— start Exercise inputs —

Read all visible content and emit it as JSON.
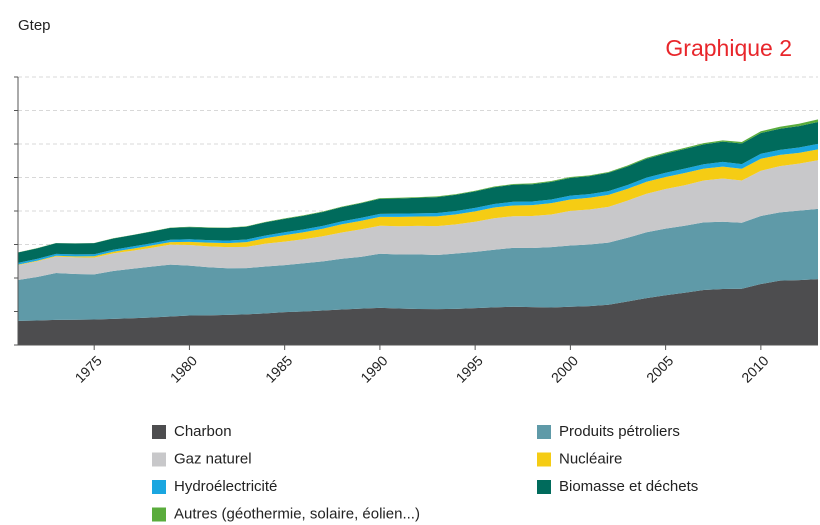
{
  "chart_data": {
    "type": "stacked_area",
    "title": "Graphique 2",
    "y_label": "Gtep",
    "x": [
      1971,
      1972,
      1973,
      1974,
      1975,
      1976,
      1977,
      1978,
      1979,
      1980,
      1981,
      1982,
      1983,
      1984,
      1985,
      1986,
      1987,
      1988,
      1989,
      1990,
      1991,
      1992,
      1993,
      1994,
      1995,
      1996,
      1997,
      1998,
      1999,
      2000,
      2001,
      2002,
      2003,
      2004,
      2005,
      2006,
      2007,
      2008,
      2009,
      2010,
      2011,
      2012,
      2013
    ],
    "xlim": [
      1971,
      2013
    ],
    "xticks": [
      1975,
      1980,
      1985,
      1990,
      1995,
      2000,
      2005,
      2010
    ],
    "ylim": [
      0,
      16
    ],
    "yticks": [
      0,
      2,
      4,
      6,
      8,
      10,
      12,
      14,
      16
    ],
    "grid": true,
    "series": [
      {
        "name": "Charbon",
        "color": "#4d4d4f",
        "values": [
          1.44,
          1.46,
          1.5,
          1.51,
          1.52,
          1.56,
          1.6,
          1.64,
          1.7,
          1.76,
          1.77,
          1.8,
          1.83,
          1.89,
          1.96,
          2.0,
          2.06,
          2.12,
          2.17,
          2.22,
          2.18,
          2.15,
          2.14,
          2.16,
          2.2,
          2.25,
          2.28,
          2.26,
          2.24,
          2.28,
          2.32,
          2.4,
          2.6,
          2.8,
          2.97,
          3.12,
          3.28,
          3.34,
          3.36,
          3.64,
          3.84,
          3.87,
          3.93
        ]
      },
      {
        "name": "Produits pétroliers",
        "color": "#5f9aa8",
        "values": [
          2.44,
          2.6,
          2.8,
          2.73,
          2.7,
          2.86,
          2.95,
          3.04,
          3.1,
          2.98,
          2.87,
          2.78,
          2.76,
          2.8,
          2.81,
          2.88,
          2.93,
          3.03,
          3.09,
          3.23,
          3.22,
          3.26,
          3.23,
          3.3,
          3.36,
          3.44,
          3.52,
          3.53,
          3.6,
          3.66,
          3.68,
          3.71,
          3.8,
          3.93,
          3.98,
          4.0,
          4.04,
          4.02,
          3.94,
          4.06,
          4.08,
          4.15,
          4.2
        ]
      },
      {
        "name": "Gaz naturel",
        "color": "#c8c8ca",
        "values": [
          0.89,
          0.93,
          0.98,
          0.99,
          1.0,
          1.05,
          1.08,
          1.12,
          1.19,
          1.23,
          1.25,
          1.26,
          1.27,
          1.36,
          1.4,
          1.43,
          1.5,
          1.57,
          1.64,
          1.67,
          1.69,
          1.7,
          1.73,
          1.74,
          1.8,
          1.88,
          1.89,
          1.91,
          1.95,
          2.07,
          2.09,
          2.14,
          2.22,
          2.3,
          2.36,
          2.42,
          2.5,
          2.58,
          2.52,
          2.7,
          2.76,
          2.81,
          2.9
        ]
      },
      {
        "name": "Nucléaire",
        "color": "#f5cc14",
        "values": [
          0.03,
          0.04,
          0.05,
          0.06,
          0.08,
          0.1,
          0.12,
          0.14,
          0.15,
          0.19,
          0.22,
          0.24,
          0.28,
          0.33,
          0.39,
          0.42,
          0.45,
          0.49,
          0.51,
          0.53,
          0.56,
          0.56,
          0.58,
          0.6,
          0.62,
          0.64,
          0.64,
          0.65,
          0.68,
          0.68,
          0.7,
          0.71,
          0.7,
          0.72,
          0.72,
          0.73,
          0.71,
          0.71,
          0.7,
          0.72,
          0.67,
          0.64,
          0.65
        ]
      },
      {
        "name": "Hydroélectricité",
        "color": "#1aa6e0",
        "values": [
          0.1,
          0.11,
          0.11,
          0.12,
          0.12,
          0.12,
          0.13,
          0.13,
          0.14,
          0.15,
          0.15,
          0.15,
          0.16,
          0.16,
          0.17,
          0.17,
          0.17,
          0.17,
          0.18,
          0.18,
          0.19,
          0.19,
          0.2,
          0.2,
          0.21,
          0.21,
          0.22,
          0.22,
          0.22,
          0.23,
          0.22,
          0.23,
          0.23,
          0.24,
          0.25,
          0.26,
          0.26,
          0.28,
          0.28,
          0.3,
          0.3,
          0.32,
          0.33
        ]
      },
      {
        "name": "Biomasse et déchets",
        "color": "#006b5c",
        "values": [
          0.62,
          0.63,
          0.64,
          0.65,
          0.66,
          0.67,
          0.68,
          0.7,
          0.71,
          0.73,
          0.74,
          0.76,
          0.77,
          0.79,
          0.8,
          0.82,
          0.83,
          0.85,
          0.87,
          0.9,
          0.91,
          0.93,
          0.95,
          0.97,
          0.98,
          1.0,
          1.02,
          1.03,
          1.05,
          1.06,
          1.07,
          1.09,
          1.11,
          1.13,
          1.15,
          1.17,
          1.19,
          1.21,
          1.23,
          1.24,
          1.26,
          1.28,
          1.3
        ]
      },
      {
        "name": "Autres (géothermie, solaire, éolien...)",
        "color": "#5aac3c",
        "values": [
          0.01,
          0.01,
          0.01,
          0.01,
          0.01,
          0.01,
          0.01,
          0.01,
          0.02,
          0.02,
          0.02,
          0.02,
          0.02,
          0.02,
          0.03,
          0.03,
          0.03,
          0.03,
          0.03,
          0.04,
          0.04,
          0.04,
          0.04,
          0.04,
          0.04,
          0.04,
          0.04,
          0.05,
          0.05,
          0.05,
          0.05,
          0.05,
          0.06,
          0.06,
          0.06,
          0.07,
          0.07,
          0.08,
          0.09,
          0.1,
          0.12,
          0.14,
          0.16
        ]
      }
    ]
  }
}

— end Exercise inputs —

Print the entries above exactly, taking out only the pictures.

Result
Read all visible content and emit it as JSON.
{
  "chart_data": {
    "type": "stacked_area",
    "title": "Graphique 2",
    "y_label": "Gtep",
    "x": [
      1971,
      1972,
      1973,
      1974,
      1975,
      1976,
      1977,
      1978,
      1979,
      1980,
      1981,
      1982,
      1983,
      1984,
      1985,
      1986,
      1987,
      1988,
      1989,
      1990,
      1991,
      1992,
      1993,
      1994,
      1995,
      1996,
      1997,
      1998,
      1999,
      2000,
      2001,
      2002,
      2003,
      2004,
      2005,
      2006,
      2007,
      2008,
      2009,
      2010,
      2011,
      2012,
      2013
    ],
    "xlim": [
      1971,
      2013
    ],
    "xticks": [
      1975,
      1980,
      1985,
      1990,
      1995,
      2000,
      2005,
      2010
    ],
    "ylim": [
      0,
      16
    ],
    "yticks": [
      0,
      2,
      4,
      6,
      8,
      10,
      12,
      14,
      16
    ],
    "grid": true,
    "series": [
      {
        "name": "Charbon",
        "color": "#4d4d4f",
        "values": [
          1.44,
          1.46,
          1.5,
          1.51,
          1.52,
          1.56,
          1.6,
          1.64,
          1.7,
          1.76,
          1.77,
          1.8,
          1.83,
          1.89,
          1.96,
          2.0,
          2.06,
          2.12,
          2.17,
          2.22,
          2.18,
          2.15,
          2.14,
          2.16,
          2.2,
          2.25,
          2.28,
          2.26,
          2.24,
          2.28,
          2.32,
          2.4,
          2.6,
          2.8,
          2.97,
          3.12,
          3.28,
          3.34,
          3.36,
          3.64,
          3.84,
          3.87,
          3.93
        ]
      },
      {
        "name": "Produits pétroliers",
        "color": "#5f9aa8",
        "values": [
          2.44,
          2.6,
          2.8,
          2.73,
          2.7,
          2.86,
          2.95,
          3.04,
          3.1,
          2.98,
          2.87,
          2.78,
          2.76,
          2.8,
          2.81,
          2.88,
          2.93,
          3.03,
          3.09,
          3.23,
          3.22,
          3.26,
          3.23,
          3.3,
          3.36,
          3.44,
          3.52,
          3.53,
          3.6,
          3.66,
          3.68,
          3.71,
          3.8,
          3.93,
          3.98,
          4.0,
          4.04,
          4.02,
          3.94,
          4.06,
          4.08,
          4.15,
          4.2
        ]
      },
      {
        "name": "Gaz naturel",
        "color": "#c8c8ca",
        "values": [
          0.89,
          0.93,
          0.98,
          0.99,
          1.0,
          1.05,
          1.08,
          1.12,
          1.19,
          1.23,
          1.25,
          1.26,
          1.27,
          1.36,
          1.4,
          1.43,
          1.5,
          1.57,
          1.64,
          1.67,
          1.69,
          1.7,
          1.73,
          1.74,
          1.8,
          1.88,
          1.89,
          1.91,
          1.95,
          2.07,
          2.09,
          2.14,
          2.22,
          2.3,
          2.36,
          2.42,
          2.5,
          2.58,
          2.52,
          2.7,
          2.76,
          2.81,
          2.9
        ]
      },
      {
        "name": "Nucléaire",
        "color": "#f5cc14",
        "values": [
          0.03,
          0.04,
          0.05,
          0.06,
          0.08,
          0.1,
          0.12,
          0.14,
          0.15,
          0.19,
          0.22,
          0.24,
          0.28,
          0.33,
          0.39,
          0.42,
          0.45,
          0.49,
          0.51,
          0.53,
          0.56,
          0.56,
          0.58,
          0.6,
          0.62,
          0.64,
          0.64,
          0.65,
          0.68,
          0.68,
          0.7,
          0.71,
          0.7,
          0.72,
          0.72,
          0.73,
          0.71,
          0.71,
          0.7,
          0.72,
          0.67,
          0.64,
          0.65
        ]
      },
      {
        "name": "Hydroélectricité",
        "color": "#1aa6e0",
        "values": [
          0.1,
          0.11,
          0.11,
          0.12,
          0.12,
          0.12,
          0.13,
          0.13,
          0.14,
          0.15,
          0.15,
          0.15,
          0.16,
          0.16,
          0.17,
          0.17,
          0.17,
          0.17,
          0.18,
          0.18,
          0.19,
          0.19,
          0.2,
          0.2,
          0.21,
          0.21,
          0.22,
          0.22,
          0.22,
          0.23,
          0.22,
          0.23,
          0.23,
          0.24,
          0.25,
          0.26,
          0.26,
          0.28,
          0.28,
          0.3,
          0.3,
          0.32,
          0.33
        ]
      },
      {
        "name": "Biomasse et déchets",
        "color": "#006b5c",
        "values": [
          0.62,
          0.63,
          0.64,
          0.65,
          0.66,
          0.67,
          0.68,
          0.7,
          0.71,
          0.73,
          0.74,
          0.76,
          0.77,
          0.79,
          0.8,
          0.82,
          0.83,
          0.85,
          0.87,
          0.9,
          0.91,
          0.93,
          0.95,
          0.97,
          0.98,
          1.0,
          1.02,
          1.03,
          1.05,
          1.06,
          1.07,
          1.09,
          1.11,
          1.13,
          1.15,
          1.17,
          1.19,
          1.21,
          1.23,
          1.24,
          1.26,
          1.28,
          1.3
        ]
      },
      {
        "name": "Autres (géothermie, solaire, éolien...)",
        "color": "#5aac3c",
        "values": [
          0.01,
          0.01,
          0.01,
          0.01,
          0.01,
          0.01,
          0.01,
          0.01,
          0.02,
          0.02,
          0.02,
          0.02,
          0.02,
          0.02,
          0.03,
          0.03,
          0.03,
          0.03,
          0.03,
          0.04,
          0.04,
          0.04,
          0.04,
          0.04,
          0.04,
          0.04,
          0.04,
          0.05,
          0.05,
          0.05,
          0.05,
          0.05,
          0.06,
          0.06,
          0.06,
          0.07,
          0.07,
          0.08,
          0.09,
          0.1,
          0.12,
          0.14,
          0.16
        ]
      }
    ]
  }
}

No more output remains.